**Task instructions**
Report back each line of the records that contains the string "JSON".

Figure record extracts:
┄┄┄┄┄┄

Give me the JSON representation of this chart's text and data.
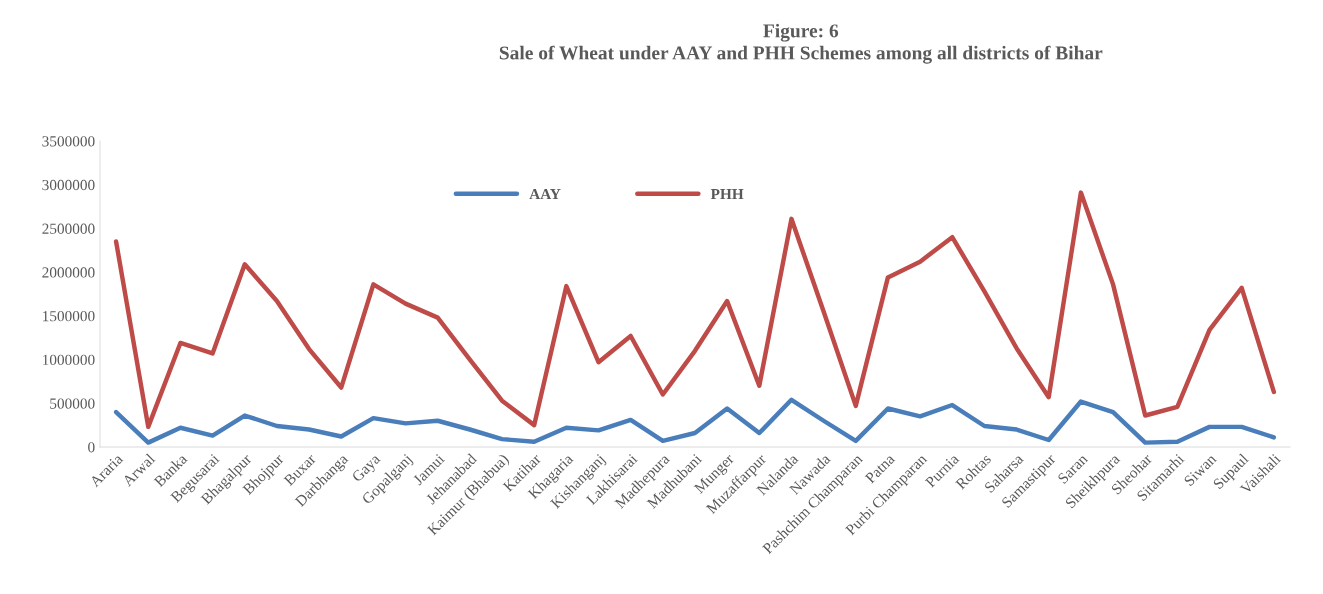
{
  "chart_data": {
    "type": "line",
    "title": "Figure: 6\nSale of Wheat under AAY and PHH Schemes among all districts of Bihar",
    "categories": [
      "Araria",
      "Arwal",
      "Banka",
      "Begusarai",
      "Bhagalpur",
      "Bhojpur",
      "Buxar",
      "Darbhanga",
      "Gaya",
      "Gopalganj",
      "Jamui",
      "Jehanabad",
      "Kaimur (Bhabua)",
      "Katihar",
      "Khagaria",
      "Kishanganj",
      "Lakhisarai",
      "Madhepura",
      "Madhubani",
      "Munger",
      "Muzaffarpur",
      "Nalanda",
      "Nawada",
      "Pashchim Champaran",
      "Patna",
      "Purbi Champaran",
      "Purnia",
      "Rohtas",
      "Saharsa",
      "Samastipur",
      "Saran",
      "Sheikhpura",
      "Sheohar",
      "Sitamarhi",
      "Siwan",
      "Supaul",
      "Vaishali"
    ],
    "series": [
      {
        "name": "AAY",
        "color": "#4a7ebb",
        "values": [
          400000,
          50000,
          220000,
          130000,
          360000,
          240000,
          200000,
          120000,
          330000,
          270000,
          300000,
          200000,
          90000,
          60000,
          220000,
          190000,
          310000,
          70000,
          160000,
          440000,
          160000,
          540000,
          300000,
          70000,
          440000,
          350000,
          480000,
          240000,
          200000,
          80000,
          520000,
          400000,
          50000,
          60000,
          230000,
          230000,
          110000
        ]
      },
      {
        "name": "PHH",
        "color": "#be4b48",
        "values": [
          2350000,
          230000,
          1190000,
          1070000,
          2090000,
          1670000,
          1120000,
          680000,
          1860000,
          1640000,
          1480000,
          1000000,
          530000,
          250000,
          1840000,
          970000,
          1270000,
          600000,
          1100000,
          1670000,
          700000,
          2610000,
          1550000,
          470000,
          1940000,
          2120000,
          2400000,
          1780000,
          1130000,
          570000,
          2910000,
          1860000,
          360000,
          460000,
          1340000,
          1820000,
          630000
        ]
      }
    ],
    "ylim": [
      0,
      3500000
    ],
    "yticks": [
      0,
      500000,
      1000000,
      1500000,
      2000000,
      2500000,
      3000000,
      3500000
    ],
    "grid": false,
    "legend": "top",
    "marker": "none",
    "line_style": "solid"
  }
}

┄┄┄┄┄┄

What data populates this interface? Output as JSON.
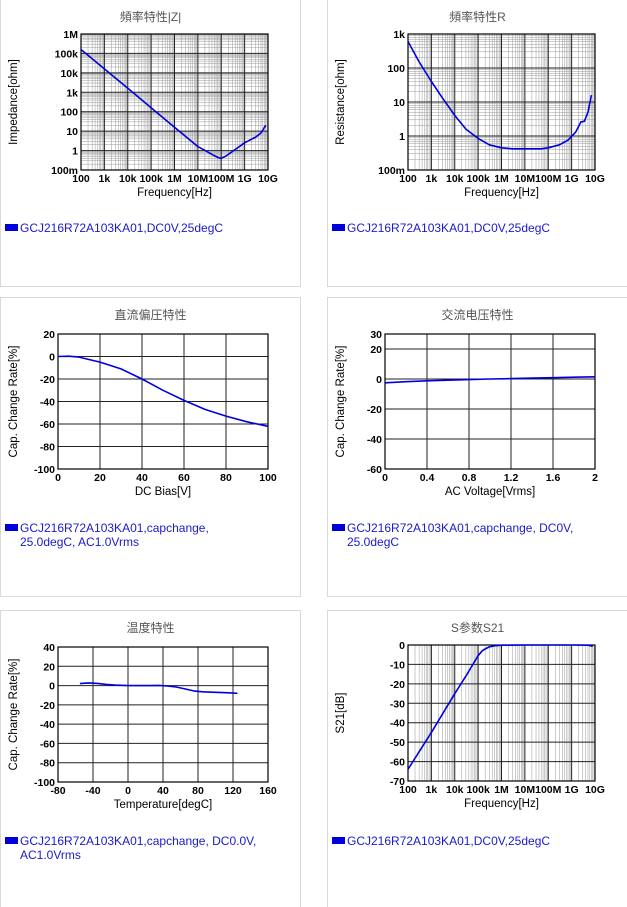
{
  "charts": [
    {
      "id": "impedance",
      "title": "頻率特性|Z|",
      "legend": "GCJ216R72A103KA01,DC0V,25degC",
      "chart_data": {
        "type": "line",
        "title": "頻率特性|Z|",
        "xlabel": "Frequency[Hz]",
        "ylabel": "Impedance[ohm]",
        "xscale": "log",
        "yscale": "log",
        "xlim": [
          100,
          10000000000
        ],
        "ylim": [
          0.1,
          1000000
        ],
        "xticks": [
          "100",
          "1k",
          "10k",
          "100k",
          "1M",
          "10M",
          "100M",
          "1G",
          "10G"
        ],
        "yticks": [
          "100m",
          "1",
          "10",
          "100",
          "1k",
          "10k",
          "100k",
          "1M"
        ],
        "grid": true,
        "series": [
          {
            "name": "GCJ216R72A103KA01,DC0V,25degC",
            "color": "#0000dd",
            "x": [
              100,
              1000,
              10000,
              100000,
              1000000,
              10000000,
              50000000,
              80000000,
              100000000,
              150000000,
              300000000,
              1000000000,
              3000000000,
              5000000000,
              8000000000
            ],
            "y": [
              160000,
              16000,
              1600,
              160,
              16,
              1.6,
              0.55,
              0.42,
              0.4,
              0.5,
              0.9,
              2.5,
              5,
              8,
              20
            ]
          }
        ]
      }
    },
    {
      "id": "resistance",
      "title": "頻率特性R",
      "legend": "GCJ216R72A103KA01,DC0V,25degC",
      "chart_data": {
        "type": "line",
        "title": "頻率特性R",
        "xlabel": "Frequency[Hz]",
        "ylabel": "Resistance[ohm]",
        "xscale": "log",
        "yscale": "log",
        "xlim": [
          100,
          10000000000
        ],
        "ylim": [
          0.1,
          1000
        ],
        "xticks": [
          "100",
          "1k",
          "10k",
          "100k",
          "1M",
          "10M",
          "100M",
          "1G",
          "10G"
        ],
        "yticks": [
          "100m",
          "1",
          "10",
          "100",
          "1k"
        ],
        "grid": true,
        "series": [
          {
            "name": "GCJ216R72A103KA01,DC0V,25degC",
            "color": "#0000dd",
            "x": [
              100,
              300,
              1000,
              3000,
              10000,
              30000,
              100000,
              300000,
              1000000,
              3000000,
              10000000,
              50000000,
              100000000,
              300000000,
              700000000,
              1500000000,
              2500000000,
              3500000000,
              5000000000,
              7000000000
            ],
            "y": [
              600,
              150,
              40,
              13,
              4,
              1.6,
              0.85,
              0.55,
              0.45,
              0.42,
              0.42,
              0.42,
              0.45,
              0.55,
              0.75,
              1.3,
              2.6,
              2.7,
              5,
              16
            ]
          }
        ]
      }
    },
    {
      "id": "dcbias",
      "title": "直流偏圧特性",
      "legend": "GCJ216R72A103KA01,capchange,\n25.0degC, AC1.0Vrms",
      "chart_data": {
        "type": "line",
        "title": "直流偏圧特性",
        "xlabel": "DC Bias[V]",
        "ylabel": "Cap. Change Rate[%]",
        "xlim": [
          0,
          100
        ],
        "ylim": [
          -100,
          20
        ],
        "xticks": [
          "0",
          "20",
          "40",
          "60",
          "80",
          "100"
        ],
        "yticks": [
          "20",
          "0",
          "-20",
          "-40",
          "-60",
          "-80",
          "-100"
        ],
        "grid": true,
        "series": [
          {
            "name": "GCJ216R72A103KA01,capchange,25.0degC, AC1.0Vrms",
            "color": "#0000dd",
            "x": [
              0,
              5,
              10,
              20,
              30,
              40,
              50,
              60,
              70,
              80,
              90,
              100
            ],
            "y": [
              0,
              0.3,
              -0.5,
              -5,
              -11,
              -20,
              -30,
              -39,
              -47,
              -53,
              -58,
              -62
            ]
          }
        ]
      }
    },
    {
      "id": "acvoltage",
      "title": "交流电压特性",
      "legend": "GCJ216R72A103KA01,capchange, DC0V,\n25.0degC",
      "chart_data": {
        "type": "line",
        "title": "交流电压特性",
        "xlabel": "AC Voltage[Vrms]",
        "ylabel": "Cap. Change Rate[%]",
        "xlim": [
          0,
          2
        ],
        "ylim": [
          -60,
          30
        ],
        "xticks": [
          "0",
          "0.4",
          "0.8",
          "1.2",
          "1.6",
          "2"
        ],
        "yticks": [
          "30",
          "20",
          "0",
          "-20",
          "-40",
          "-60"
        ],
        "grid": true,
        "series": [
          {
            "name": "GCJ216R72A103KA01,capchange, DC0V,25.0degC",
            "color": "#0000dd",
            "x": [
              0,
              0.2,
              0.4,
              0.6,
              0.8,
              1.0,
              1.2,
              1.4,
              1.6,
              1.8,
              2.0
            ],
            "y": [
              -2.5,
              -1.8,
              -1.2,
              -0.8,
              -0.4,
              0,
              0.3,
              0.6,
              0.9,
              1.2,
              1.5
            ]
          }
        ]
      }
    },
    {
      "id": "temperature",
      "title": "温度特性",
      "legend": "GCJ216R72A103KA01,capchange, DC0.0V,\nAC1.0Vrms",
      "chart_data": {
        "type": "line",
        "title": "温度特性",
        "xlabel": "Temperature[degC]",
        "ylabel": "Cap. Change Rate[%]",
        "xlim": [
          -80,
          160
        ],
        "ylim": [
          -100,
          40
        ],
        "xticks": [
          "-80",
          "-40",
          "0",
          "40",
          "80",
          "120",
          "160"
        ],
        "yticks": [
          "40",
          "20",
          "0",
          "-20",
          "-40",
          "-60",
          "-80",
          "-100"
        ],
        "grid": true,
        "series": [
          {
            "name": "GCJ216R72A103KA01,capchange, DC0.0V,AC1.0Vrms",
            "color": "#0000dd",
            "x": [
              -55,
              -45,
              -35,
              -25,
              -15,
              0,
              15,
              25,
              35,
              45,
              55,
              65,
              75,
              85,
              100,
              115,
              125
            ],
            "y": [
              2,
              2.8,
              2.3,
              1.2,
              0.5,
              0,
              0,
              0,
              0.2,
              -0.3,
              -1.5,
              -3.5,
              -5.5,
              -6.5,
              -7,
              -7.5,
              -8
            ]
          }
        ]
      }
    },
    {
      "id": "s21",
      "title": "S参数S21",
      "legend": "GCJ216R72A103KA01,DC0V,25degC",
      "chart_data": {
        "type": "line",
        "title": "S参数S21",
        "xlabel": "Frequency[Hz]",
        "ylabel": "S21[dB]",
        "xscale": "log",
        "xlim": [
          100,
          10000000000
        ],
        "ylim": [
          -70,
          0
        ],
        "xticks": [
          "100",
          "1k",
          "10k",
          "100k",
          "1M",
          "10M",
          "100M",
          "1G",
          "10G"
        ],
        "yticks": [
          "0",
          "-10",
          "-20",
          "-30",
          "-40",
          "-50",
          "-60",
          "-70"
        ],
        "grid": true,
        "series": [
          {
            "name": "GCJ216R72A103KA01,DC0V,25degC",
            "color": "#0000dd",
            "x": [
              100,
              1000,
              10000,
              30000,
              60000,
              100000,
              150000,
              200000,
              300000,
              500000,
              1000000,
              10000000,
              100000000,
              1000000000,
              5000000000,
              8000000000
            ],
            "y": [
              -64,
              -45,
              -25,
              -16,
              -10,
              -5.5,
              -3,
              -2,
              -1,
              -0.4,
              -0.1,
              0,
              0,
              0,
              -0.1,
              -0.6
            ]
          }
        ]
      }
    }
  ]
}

┄┄┄┄┄┄

**Output for this task**
Give me the JSON representation of this chart's text and data.
What data populates this interface? Output as JSON.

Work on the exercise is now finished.